┌─ Dataset extract

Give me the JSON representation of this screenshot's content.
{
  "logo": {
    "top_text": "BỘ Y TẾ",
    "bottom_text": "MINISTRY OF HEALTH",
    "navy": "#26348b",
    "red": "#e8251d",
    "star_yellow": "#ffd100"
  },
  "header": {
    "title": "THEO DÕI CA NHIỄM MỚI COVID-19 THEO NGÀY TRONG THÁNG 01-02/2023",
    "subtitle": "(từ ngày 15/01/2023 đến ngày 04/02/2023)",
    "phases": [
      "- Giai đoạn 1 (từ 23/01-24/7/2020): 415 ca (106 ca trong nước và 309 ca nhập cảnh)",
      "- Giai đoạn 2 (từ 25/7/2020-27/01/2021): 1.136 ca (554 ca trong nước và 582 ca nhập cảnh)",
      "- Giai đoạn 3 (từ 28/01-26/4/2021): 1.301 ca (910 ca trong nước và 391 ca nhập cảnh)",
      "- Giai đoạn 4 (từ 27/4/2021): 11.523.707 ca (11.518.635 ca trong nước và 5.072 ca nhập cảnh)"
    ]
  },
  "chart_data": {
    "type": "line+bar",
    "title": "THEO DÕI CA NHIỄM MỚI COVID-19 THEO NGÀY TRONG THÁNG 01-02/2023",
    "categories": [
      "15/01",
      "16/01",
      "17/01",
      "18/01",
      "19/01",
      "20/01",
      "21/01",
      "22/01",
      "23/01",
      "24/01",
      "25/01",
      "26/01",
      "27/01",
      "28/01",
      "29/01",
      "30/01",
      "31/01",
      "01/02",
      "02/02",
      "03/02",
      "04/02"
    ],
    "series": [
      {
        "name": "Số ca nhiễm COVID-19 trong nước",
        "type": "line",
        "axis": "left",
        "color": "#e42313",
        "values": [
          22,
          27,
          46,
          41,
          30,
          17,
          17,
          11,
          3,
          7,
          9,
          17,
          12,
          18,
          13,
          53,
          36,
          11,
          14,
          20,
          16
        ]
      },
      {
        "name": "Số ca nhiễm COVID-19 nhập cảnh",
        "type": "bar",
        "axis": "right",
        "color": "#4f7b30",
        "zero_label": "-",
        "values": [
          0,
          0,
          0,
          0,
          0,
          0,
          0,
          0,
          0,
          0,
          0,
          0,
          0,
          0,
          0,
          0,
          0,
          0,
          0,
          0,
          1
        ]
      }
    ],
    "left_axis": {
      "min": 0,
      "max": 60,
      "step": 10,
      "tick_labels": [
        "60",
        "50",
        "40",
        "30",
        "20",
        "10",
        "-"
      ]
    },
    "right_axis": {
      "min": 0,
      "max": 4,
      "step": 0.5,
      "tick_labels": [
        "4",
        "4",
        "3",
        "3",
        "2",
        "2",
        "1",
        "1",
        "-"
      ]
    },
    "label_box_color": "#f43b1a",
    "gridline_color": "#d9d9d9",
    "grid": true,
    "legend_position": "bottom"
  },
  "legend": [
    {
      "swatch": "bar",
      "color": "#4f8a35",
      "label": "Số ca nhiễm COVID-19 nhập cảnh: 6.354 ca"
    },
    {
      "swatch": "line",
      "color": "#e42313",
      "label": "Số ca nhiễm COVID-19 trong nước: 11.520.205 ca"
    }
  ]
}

└─

Exercise goal: Your task is to repeat the data exactly, with nothing left out.

Response to the exercise:
Give me the JSON representation of this screenshot's content.
{
  "logo": {
    "top_text": "BỘ Y TẾ",
    "bottom_text": "MINISTRY OF HEALTH",
    "navy": "#26348b",
    "red": "#e8251d",
    "star_yellow": "#ffd100"
  },
  "header": {
    "title": "THEO DÕI CA NHIỄM MỚI COVID-19 THEO NGÀY TRONG THÁNG 01-02/2023",
    "subtitle": "(từ ngày 15/01/2023 đến ngày 04/02/2023)",
    "phases": [
      "- Giai đoạn 1 (từ 23/01-24/7/2020): 415 ca (106 ca trong nước và 309 ca nhập cảnh)",
      "- Giai đoạn 2 (từ 25/7/2020-27/01/2021): 1.136 ca (554 ca trong nước và 582 ca nhập cảnh)",
      "- Giai đoạn 3 (từ 28/01-26/4/2021): 1.301 ca (910 ca trong nước và 391 ca nhập cảnh)",
      "- Giai đoạn 4 (từ 27/4/2021): 11.523.707 ca (11.518.635 ca trong nước và 5.072 ca nhập cảnh)"
    ]
  },
  "chart_data": {
    "type": "line+bar",
    "title": "THEO DÕI CA NHIỄM MỚI COVID-19 THEO NGÀY TRONG THÁNG 01-02/2023",
    "categories": [
      "15/01",
      "16/01",
      "17/01",
      "18/01",
      "19/01",
      "20/01",
      "21/01",
      "22/01",
      "23/01",
      "24/01",
      "25/01",
      "26/01",
      "27/01",
      "28/01",
      "29/01",
      "30/01",
      "31/01",
      "01/02",
      "02/02",
      "03/02",
      "04/02"
    ],
    "series": [
      {
        "name": "Số ca nhiễm COVID-19 trong nước",
        "type": "line",
        "axis": "left",
        "color": "#e42313",
        "values": [
          22,
          27,
          46,
          41,
          30,
          17,
          17,
          11,
          3,
          7,
          9,
          17,
          12,
          18,
          13,
          53,
          36,
          11,
          14,
          20,
          16
        ]
      },
      {
        "name": "Số ca nhiễm COVID-19 nhập cảnh",
        "type": "bar",
        "axis": "right",
        "color": "#4f7b30",
        "zero_label": "-",
        "values": [
          0,
          0,
          0,
          0,
          0,
          0,
          0,
          0,
          0,
          0,
          0,
          0,
          0,
          0,
          0,
          0,
          0,
          0,
          0,
          0,
          1
        ]
      }
    ],
    "left_axis": {
      "min": 0,
      "max": 60,
      "step": 10,
      "tick_labels": [
        "60",
        "50",
        "40",
        "30",
        "20",
        "10",
        "-"
      ]
    },
    "right_axis": {
      "min": 0,
      "max": 4,
      "step": 0.5,
      "tick_labels": [
        "4",
        "4",
        "3",
        "3",
        "2",
        "2",
        "1",
        "1",
        "-"
      ]
    },
    "label_box_color": "#f43b1a",
    "gridline_color": "#d9d9d9",
    "grid": true,
    "legend_position": "bottom"
  },
  "legend": [
    {
      "swatch": "bar",
      "color": "#4f8a35",
      "label": "Số ca nhiễm COVID-19 nhập cảnh: 6.354 ca"
    },
    {
      "swatch": "line",
      "color": "#e42313",
      "label": "Số ca nhiễm COVID-19 trong nước: 11.520.205 ca"
    }
  ]
}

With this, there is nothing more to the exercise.